PASSAGE
══════

Since finding out we’re having triplets, Jeremy and I have started following others who are going through the same thing and chronicling it as we are for all to see on their blogs. It’s been so helpful and informative as most are slightly ahead of us timeline wise so we get a sneak peak as to what’s to come. And we feel like we “know” these people in a sense. We’re excited for them and the progress they’re making and it gives us hope that we’ll make it too. Reading what happened to Chloe and her babies was devastating. I just can’t imagine going through what she and her husband had to endure and doing it with such grace and vulnerability as she did. She honored her children in a very profound way.

Chloe isn’t the first person in my life who’s had to endure the tragedy of the loss of a child. Many of my close friends have, my sister, my clients. Each time it’s heartbreaking and I wish so badly they didn’t have to go through it. Now that I am pregnant and facing that fear head on my sympathy for those dear women (and the men in their lives) has increased 10 fold. My love and prayers for peace to those of you who are carrying the burden of loss. May it grow lighter with time and healing.

One thing that Chloe said in her post just made me weep because I could identify with it so much. She said, “I love them so much, and I hope they knew how sorry I am that I ever said I didn’t want them all. I want them all desperately.” I wept because I’ve said the same thing. I’ve complained and freaked out about there being 3. I’ve said “I only wanted one.” Of course now I desperately want all three. The thought that that wouldn’t happen is too much to bear. And I’m sorry too. I’m so sorry for ever taking this miracle and privilege for granted. I’ve spent much time over the past few days thinking about this lesson, determined to appreciate every step of this journey- however scary or gross or painful it turns out to be along the way. Because it’s also wonderful and I do feel so blessed and humbled to be given such an abundant gift.

Here’s an update of where I’m at right now- 15 weeks (taken last Thursday).

15 weeks- getting bigger and bigger and thankful that I am!

Week 14 and butterfly wings

Okay, I’ve been getting nudged on facebook (you know who you are, Jenny!) to post another pic of my ever expanding waistline. So here you go:

14 Weeks

Here’s another shot with the best shirt ever courtesy of Jon and April Schweitzer! Thanks friends!

Thinking about my future vegans...;)

══════

Data records
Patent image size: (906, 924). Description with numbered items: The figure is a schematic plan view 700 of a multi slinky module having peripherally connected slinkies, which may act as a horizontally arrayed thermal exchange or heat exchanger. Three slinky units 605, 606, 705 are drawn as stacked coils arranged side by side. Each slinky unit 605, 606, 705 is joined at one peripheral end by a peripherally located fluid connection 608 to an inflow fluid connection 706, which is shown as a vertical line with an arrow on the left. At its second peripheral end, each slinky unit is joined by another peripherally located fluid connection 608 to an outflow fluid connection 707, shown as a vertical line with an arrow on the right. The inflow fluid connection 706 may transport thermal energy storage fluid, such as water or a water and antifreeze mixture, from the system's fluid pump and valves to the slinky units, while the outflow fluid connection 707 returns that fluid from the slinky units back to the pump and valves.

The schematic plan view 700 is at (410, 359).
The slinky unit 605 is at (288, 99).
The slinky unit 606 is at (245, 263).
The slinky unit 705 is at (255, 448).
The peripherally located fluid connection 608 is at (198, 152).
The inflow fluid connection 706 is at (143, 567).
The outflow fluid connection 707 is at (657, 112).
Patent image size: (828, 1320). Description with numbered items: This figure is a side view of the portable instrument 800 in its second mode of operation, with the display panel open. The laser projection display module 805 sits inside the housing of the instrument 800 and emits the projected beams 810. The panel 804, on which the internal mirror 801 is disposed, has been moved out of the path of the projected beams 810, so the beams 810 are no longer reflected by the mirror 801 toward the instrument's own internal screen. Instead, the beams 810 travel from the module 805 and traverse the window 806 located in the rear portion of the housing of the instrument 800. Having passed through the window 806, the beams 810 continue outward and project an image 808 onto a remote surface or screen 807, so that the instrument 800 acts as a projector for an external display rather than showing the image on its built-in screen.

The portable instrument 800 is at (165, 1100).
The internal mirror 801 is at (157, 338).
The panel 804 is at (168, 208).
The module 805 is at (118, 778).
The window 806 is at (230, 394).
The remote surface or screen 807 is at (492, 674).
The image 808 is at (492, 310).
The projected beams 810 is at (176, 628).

══════

YOUR TASKS
1. Using the blog post about expecting triplets, decide whether each statement agrees with it: (a) the writer's sister is among the people in her life who have lost a child; (b) the 15-week photo was taken on a Friday; (c) the shirt in one photo came from Jenny. For each, answer yes or no and quote the words from the post that settle it.
2. Extend the blog post about expecting triplets beyond its final line, keeping the writer's voice.

EXPECTED RESPONSES
1.
(a) Yes: "Many of my close friends have, my sister, my clients."
(b) No: "15 weeks (taken last Thursday)."
(c) No: "the best shirt ever courtesy of Jon and April Schweitzer!"

2.
This has been a rather stressful week for me.  Feeling all kinds of guilt and worry that I’m not doing enough for the babies or eating enough or resting enough and on and on and on. Shocked that the guilt all mothers talk about starts while they’re still in the womb! I didn’t think it was possible to feel like such a screw up at this point but apparently it is. I saw my doctor last Tuesday and she thought everything was going well for the most part. She talked more about the upcoming bed rest and she said I may be hospitalized as early as 28 weeks. This was hard to hear. I’m hoping that won’t be the case. That home bed rest will suffice and that I’ll be doing so well that a hospital isn’t necessary until later. She was pretty matter of fact about everything though. Trying to stay positive and remind myself to try to enjoy the pregnancy part as much as possible; whatever is going to happen is going to happen. I just need to take a breath and see it through.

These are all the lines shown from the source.